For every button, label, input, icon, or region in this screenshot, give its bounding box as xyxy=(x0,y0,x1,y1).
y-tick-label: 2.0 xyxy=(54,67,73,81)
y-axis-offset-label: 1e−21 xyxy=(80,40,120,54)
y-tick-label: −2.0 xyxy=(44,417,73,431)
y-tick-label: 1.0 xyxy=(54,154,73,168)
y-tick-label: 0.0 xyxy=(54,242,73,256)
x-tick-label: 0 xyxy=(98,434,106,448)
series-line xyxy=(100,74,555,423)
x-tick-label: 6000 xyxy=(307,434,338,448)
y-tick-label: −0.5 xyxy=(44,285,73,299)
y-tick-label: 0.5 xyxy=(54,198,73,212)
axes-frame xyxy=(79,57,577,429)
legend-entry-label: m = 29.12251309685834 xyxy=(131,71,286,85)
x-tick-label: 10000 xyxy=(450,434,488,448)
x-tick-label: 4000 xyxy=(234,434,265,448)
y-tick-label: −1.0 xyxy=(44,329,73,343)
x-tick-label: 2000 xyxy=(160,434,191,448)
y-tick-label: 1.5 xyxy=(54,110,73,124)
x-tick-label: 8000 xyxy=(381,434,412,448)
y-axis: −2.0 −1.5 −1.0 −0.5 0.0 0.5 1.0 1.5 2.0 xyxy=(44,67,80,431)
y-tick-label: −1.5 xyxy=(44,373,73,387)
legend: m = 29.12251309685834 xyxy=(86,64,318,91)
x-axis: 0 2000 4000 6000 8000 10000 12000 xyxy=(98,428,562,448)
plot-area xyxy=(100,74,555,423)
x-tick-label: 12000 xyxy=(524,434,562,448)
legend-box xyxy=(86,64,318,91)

▬▬▬▬▬▬▬▬▬▬

- PROBLEM TO WORK ON: Copy out all the lines in the records above word for word.

- EXERCISE OUTPUT:
For every button, label, input, icon, or region in this screenshot, give its bounding box as xyxy=(x0,y0,x1,y1).
y-tick-label: 2.0 xyxy=(54,67,73,81)
y-axis-offset-label: 1e−21 xyxy=(80,40,120,54)
y-tick-label: −2.0 xyxy=(44,417,73,431)
y-tick-label: 1.0 xyxy=(54,154,73,168)
y-tick-label: 0.0 xyxy=(54,242,73,256)
x-tick-label: 0 xyxy=(98,434,106,448)
series-line xyxy=(100,74,555,423)
x-tick-label: 6000 xyxy=(307,434,338,448)
y-tick-label: −0.5 xyxy=(44,285,73,299)
y-tick-label: 0.5 xyxy=(54,198,73,212)
axes-frame xyxy=(79,57,577,429)
legend-entry-label: m = 29.12251309685834 xyxy=(131,71,286,85)
x-tick-label: 10000 xyxy=(450,434,488,448)
x-tick-label: 4000 xyxy=(234,434,265,448)
y-tick-label: −1.0 xyxy=(44,329,73,343)
x-tick-label: 2000 xyxy=(160,434,191,448)
y-tick-label: 1.5 xyxy=(54,110,73,124)
x-tick-label: 8000 xyxy=(381,434,412,448)
y-axis: −2.0 −1.5 −1.0 −0.5 0.0 0.5 1.0 1.5 2.0 xyxy=(44,67,80,431)
y-tick-label: −1.5 xyxy=(44,373,73,387)
legend: m = 29.12251309685834 xyxy=(86,64,318,91)
x-axis: 0 2000 4000 6000 8000 10000 12000 xyxy=(98,428,562,448)
plot-area xyxy=(100,74,555,423)
x-tick-label: 12000 xyxy=(524,434,562,448)
legend-box xyxy=(86,64,318,91)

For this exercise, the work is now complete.